#### Short problem:
What you return should match every record exactly, with the images removed.

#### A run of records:
***

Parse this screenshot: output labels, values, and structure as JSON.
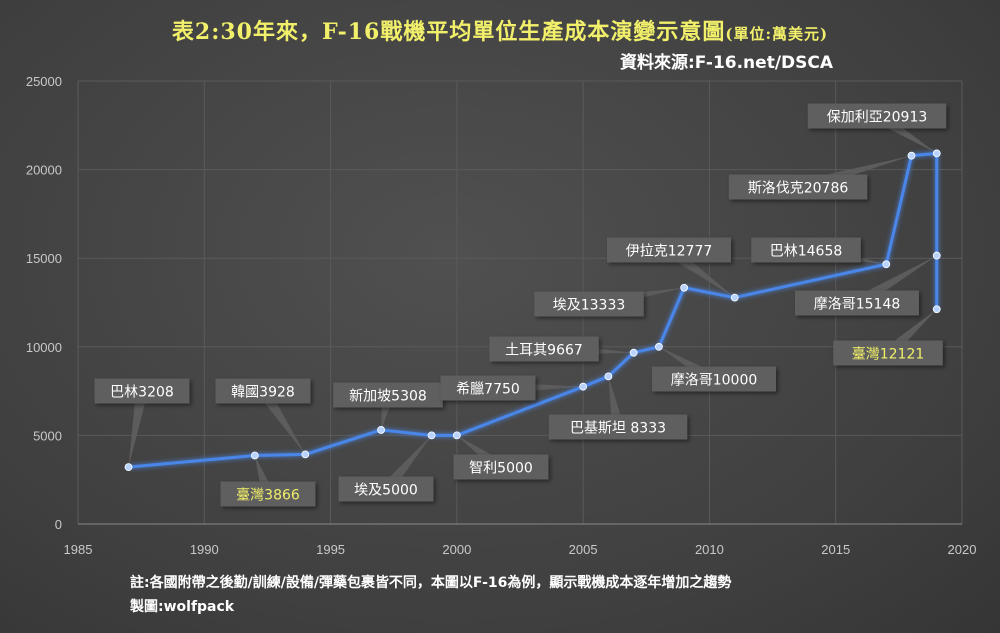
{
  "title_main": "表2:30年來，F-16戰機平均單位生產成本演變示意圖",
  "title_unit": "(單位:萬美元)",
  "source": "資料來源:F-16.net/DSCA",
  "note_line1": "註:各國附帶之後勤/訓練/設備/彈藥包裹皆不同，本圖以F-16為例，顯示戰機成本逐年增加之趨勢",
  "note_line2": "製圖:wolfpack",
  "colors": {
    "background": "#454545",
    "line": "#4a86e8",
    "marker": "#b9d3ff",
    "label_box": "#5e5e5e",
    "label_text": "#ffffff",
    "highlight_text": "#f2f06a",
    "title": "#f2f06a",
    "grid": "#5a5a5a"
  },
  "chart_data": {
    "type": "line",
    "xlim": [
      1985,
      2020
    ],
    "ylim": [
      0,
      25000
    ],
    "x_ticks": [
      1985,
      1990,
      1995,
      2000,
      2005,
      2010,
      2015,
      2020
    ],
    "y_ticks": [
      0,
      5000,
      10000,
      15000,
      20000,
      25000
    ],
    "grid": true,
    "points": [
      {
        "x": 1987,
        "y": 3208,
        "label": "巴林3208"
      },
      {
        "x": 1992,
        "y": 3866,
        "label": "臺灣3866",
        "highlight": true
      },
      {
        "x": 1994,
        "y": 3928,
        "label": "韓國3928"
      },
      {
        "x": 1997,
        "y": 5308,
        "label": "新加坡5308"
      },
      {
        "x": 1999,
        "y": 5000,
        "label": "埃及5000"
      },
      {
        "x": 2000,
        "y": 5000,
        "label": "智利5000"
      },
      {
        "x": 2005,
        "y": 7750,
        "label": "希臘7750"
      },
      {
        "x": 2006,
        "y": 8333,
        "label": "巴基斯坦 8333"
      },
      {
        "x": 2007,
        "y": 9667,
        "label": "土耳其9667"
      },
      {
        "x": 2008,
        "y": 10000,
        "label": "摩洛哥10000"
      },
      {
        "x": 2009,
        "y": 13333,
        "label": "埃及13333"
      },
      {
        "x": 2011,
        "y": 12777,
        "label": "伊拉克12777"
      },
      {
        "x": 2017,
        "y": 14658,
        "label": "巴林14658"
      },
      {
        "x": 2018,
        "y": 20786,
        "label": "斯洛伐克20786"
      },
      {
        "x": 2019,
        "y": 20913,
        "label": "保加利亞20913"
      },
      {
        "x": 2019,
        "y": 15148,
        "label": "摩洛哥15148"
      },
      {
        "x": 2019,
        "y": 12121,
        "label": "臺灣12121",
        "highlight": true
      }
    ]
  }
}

***

#### Exercise response:
Parse this screenshot: output labels, values, and structure as JSON.
{
  "title_main": "表2:30年來，F-16戰機平均單位生產成本演變示意圖",
  "title_unit": "(單位:萬美元)",
  "source": "資料來源:F-16.net/DSCA",
  "note_line1": "註:各國附帶之後勤/訓練/設備/彈藥包裹皆不同，本圖以F-16為例，顯示戰機成本逐年增加之趨勢",
  "note_line2": "製圖:wolfpack",
  "colors": {
    "background": "#454545",
    "line": "#4a86e8",
    "marker": "#b9d3ff",
    "label_box": "#5e5e5e",
    "label_text": "#ffffff",
    "highlight_text": "#f2f06a",
    "title": "#f2f06a",
    "grid": "#5a5a5a"
  },
  "chart_data": {
    "type": "line",
    "xlim": [
      1985,
      2020
    ],
    "ylim": [
      0,
      25000
    ],
    "x_ticks": [
      1985,
      1990,
      1995,
      2000,
      2005,
      2010,
      2015,
      2020
    ],
    "y_ticks": [
      0,
      5000,
      10000,
      15000,
      20000,
      25000
    ],
    "grid": true,
    "points": [
      {
        "x": 1987,
        "y": 3208,
        "label": "巴林3208"
      },
      {
        "x": 1992,
        "y": 3866,
        "label": "臺灣3866",
        "highlight": true
      },
      {
        "x": 1994,
        "y": 3928,
        "label": "韓國3928"
      },
      {
        "x": 1997,
        "y": 5308,
        "label": "新加坡5308"
      },
      {
        "x": 1999,
        "y": 5000,
        "label": "埃及5000"
      },
      {
        "x": 2000,
        "y": 5000,
        "label": "智利5000"
      },
      {
        "x": 2005,
        "y": 7750,
        "label": "希臘7750"
      },
      {
        "x": 2006,
        "y": 8333,
        "label": "巴基斯坦 8333"
      },
      {
        "x": 2007,
        "y": 9667,
        "label": "土耳其9667"
      },
      {
        "x": 2008,
        "y": 10000,
        "label": "摩洛哥10000"
      },
      {
        "x": 2009,
        "y": 13333,
        "label": "埃及13333"
      },
      {
        "x": 2011,
        "y": 12777,
        "label": "伊拉克12777"
      },
      {
        "x": 2017,
        "y": 14658,
        "label": "巴林14658"
      },
      {
        "x": 2018,
        "y": 20786,
        "label": "斯洛伐克20786"
      },
      {
        "x": 2019,
        "y": 20913,
        "label": "保加利亞20913"
      },
      {
        "x": 2019,
        "y": 15148,
        "label": "摩洛哥15148"
      },
      {
        "x": 2019,
        "y": 12121,
        "label": "臺灣12121",
        "highlight": true
      }
    ]
  }
}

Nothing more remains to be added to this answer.